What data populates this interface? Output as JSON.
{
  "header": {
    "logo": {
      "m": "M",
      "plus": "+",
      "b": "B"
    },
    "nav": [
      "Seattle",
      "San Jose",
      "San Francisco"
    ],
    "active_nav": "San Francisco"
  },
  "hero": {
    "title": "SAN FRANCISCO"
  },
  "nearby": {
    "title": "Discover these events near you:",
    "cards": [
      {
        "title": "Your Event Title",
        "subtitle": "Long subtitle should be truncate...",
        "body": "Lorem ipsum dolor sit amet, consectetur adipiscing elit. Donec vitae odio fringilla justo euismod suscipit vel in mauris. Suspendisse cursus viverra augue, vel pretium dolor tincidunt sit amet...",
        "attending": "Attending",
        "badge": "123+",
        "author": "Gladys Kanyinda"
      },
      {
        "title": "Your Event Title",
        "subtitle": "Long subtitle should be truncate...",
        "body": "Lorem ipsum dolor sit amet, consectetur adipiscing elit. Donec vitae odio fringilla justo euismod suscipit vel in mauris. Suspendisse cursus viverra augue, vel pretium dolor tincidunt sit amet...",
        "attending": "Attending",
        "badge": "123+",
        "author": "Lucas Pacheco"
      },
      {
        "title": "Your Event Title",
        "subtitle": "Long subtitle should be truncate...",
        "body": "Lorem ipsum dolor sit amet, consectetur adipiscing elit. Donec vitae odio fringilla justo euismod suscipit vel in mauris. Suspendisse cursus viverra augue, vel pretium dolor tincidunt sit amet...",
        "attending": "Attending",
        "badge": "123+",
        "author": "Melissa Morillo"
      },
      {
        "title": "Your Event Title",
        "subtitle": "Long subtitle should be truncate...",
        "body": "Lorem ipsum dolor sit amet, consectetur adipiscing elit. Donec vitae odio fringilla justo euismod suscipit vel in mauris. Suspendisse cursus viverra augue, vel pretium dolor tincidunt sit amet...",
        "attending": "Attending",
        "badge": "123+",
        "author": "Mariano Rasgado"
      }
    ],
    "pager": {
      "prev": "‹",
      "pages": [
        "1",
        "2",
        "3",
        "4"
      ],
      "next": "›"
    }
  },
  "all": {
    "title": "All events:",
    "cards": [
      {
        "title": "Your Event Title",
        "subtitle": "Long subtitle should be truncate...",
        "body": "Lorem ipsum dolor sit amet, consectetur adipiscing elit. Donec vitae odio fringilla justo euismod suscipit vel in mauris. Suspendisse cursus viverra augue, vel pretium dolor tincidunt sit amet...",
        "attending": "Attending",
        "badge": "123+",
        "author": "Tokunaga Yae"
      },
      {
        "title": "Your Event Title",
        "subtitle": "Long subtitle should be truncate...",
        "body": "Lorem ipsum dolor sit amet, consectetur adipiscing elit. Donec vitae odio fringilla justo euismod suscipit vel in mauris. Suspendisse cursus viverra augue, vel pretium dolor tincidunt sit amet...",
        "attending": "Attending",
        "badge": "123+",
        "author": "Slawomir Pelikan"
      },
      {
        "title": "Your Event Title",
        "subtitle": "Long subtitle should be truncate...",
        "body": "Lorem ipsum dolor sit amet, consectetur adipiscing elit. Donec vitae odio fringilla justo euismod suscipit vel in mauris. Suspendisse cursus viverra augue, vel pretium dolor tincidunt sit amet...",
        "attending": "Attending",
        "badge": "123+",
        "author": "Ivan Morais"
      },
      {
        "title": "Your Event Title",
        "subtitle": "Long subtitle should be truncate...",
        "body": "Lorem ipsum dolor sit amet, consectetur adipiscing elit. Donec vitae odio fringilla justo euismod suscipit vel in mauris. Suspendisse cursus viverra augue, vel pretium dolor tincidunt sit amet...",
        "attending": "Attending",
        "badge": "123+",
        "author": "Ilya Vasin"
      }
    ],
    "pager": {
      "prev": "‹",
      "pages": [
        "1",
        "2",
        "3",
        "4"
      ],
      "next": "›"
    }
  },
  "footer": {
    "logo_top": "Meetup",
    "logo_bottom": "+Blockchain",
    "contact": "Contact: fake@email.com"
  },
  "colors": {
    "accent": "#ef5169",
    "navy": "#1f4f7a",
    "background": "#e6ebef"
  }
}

▸ **DESCRIPTION OF THE TASK**: Write every line of the material above again, exactly.

▸ **OUTPUT FOR THIS EXERCISE**:
What data populates this interface? Output as JSON.
{
  "header": {
    "logo": {
      "m": "M",
      "plus": "+",
      "b": "B"
    },
    "nav": [
      "Seattle",
      "San Jose",
      "San Francisco"
    ],
    "active_nav": "San Francisco"
  },
  "hero": {
    "title": "SAN FRANCISCO"
  },
  "nearby": {
    "title": "Discover these events near you:",
    "cards": [
      {
        "title": "Your Event Title",
        "subtitle": "Long subtitle should be truncate...",
        "body": "Lorem ipsum dolor sit amet, consectetur adipiscing elit. Donec vitae odio fringilla justo euismod suscipit vel in mauris. Suspendisse cursus viverra augue, vel pretium dolor tincidunt sit amet...",
        "attending": "Attending",
        "badge": "123+",
        "author": "Gladys Kanyinda"
      },
      {
        "title": "Your Event Title",
        "subtitle": "Long subtitle should be truncate...",
        "body": "Lorem ipsum dolor sit amet, consectetur adipiscing elit. Donec vitae odio fringilla justo euismod suscipit vel in mauris. Suspendisse cursus viverra augue, vel pretium dolor tincidunt sit amet...",
        "attending": "Attending",
        "badge": "123+",
        "author": "Lucas Pacheco"
      },
      {
        "title": "Your Event Title",
        "subtitle": "Long subtitle should be truncate...",
        "body": "Lorem ipsum dolor sit amet, consectetur adipiscing elit. Donec vitae odio fringilla justo euismod suscipit vel in mauris. Suspendisse cursus viverra augue, vel pretium dolor tincidunt sit amet...",
        "attending": "Attending",
        "badge": "123+",
        "author": "Melissa Morillo"
      },
      {
        "title": "Your Event Title",
        "subtitle": "Long subtitle should be truncate...",
        "body": "Lorem ipsum dolor sit amet, consectetur adipiscing elit. Donec vitae odio fringilla justo euismod suscipit vel in mauris. Suspendisse cursus viverra augue, vel pretium dolor tincidunt sit amet...",
        "attending": "Attending",
        "badge": "123+",
        "author": "Mariano Rasgado"
      }
    ],
    "pager": {
      "prev": "‹",
      "pages": [
        "1",
        "2",
        "3",
        "4"
      ],
      "next": "›"
    }
  },
  "all": {
    "title": "All events:",
    "cards": [
      {
        "title": "Your Event Title",
        "subtitle": "Long subtitle should be truncate...",
        "body": "Lorem ipsum dolor sit amet, consectetur adipiscing elit. Donec vitae odio fringilla justo euismod suscipit vel in mauris. Suspendisse cursus viverra augue, vel pretium dolor tincidunt sit amet...",
        "attending": "Attending",
        "badge": "123+",
        "author": "Tokunaga Yae"
      },
      {
        "title": "Your Event Title",
        "subtitle": "Long subtitle should be truncate...",
        "body": "Lorem ipsum dolor sit amet, consectetur adipiscing elit. Donec vitae odio fringilla justo euismod suscipit vel in mauris. Suspendisse cursus viverra augue, vel pretium dolor tincidunt sit amet...",
        "attending": "Attending",
        "badge": "123+",
        "author": "Slawomir Pelikan"
      },
      {
        "title": "Your Event Title",
        "subtitle": "Long subtitle should be truncate...",
        "body": "Lorem ipsum dolor sit amet, consectetur adipiscing elit. Donec vitae odio fringilla justo euismod suscipit vel in mauris. Suspendisse cursus viverra augue, vel pretium dolor tincidunt sit amet...",
        "attending": "Attending",
        "badge": "123+",
        "author": "Ivan Morais"
      },
      {
        "title": "Your Event Title",
        "subtitle": "Long subtitle should be truncate...",
        "body": "Lorem ipsum dolor sit amet, consectetur adipiscing elit. Donec vitae odio fringilla justo euismod suscipit vel in mauris. Suspendisse cursus viverra augue, vel pretium dolor tincidunt sit amet...",
        "attending": "Attending",
        "badge": "123+",
        "author": "Ilya Vasin"
      }
    ],
    "pager": {
      "prev": "‹",
      "pages": [
        "1",
        "2",
        "3",
        "4"
      ],
      "next": "›"
    }
  },
  "footer": {
    "logo_top": "Meetup",
    "logo_bottom": "+Blockchain",
    "contact": "Contact: fake@email.com"
  },
  "colors": {
    "accent": "#ef5169",
    "navy": "#1f4f7a",
    "background": "#e6ebef"
  }
}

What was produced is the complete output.